CHBAH and local clinics conduct approximately 30,000 deliveries with an average of 4,000 admissions to the CHBAH neonatal unit per year. The neonatal unit has 185 beds, of which 18 are neonatal intensive care beds. Preterm deliveries account for 20% of all deliveries (17). The hospital is a major surgical referral center for the surrounding district and regional hospitals as it is one of the few hospitals offering pediatric surgical services in the Gauteng and North West provinces.
Data collection
The research team was informed by the clinical team at CHBAH of any newly diagnosed NEC cases. Diagnosis of definite NEC was based on a clinical diagnosis by the attending pediatrician, which is based on the presence of gastrointestinal tract symptoms, abdominal distension, and radiologic findings of pneumatosis intestinalis with or without signs of intestinal perforation. The parents of both cases and controls were approached for written informed consent for inclusion in the study. Each participant was assigned a case or control number, and their data were entered into an anonymized data sheet and then into the Research Electronic Data Capture (REDCap) database.
Baseline maternal data were collected, including demographic characteristics, human immunodeficiency virus (HIV) status, presence of medical conditions, and maternal medication, including magnesium sulfate (MgSO4), antenatal steroids (ANS), and antibiotics. The collected infant data included demographic characteristics, delivery mode, Apgar score, and need for resuscitation at birth. Data regarding the feeding of the infants were collected and included time to first feed; type of feeding; whether fed human milk (mother's own milk or donor breast milk), formula, or both; administration of FM85 milk fortification; and time to full enteral feeds. Other information collected included the medical management of controls and cases before NEC diagnosis, which included the use of antibiotics, blood transfusion, inotropes, mechanical ventilation, and other diagnoses, namely patent ductus arteriosus (PDA). Detailed information regarding all NEC cases was collected, including age at diagnosis, stage of disease, laboratory results, presence of infectious organisms, type of surgical management, and outcomes. Management, such as ventilation, the use of inotropes, and the type of antibiotics, was documented.
Statistical analysis
The statistical analysis was performed using TIBCO Statistica® 14.0.0.15. For the identification of risk factors for NEC, only the cases diagnosed at CHBAH and their controls were analyzed. For the descriptive analysis, all cases were analyzed, including NEC cases referred from other hospitals. Continuous data were presented as means and standard deviations (SD) if normally distributed and medians with interquartile ranges (IQR) if not normally distributed. Categorical variables were presented as frequencies and percentages. When comparing the cases and controls or survivors and non-survivors, a chi-square test or Fisher's exact test was performed for categorical variables; and Student’s t-test or the Mann–Whitney U-test for continuous variables, based on whether they were normally distributed or not. Univariate and multivariate logistic regression analyses were performed to determine the risk factors for NEC, and these were reported as crude or adjusted odds ratios (ORs) with 95% confidence intervals (CIs). The variables included in the multivariate analysis were those with p-values < 0.10; thereafter, p-values < 0.05 were considered to be statistically significant. All the statistical tests were two-sided. Where data were missing for a case or matching controls, that case or control was removed from the analysis for that variable.

Information given
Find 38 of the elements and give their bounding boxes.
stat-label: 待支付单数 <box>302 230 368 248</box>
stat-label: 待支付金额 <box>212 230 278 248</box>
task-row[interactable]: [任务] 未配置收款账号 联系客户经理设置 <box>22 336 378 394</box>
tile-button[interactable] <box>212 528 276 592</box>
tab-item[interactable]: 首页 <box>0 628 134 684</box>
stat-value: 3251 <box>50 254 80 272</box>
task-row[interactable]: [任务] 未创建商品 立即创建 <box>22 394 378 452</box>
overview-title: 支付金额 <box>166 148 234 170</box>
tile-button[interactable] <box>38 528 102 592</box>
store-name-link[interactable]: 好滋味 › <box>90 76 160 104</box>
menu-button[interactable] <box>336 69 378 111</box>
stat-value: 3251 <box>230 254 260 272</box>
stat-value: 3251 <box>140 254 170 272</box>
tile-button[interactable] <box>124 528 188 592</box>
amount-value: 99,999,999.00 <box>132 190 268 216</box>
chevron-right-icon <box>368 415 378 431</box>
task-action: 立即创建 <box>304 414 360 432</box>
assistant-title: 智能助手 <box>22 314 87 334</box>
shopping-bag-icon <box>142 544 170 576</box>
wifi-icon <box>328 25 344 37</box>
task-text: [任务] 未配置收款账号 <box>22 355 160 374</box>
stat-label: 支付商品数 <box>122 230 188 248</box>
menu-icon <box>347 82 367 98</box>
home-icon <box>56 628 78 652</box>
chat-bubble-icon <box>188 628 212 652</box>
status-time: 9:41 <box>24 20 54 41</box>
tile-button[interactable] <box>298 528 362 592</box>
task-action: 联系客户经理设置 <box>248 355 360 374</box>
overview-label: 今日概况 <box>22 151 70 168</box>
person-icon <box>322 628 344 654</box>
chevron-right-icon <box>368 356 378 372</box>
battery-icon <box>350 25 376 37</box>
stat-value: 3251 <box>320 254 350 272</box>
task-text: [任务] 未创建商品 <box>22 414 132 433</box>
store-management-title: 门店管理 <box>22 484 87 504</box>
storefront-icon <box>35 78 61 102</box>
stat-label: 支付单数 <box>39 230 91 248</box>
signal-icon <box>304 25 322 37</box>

What to do
- 1) Please output the part of the NEC study text from "Data collection" up to and including "Capture (REDCap) database.".
- 2) Name each statistical test that the NEC study text says was used to compare cases with controls or survivors with non-survivors.
The lines above come from a separate source, unrelated to the NEC study text.

Solution set
- 1)
Data collection
The research team was informed by the clinical team at CHBAH of any newly diagnosed NEC cases. Diagnosis of definite NEC was based on a clinical diagnosis by the attending pediatrician, which is based on the presence of gastrointestinal tract symptoms, abdominal distension, and radiologic findings of pneumatosis intestinalis with or without signs of intestinal perforation. The parents of both cases and controls were approached for written informed consent for inclusion in the study. Each participant was assigned a case or control number, and their data were entered into an anonymized data sheet and then into the Research Electronic Data Capture (REDCap) database.

- 2)
- Chi-square test
- Fisher's exact test
- Student's t-test
- Mann–Whitney U-test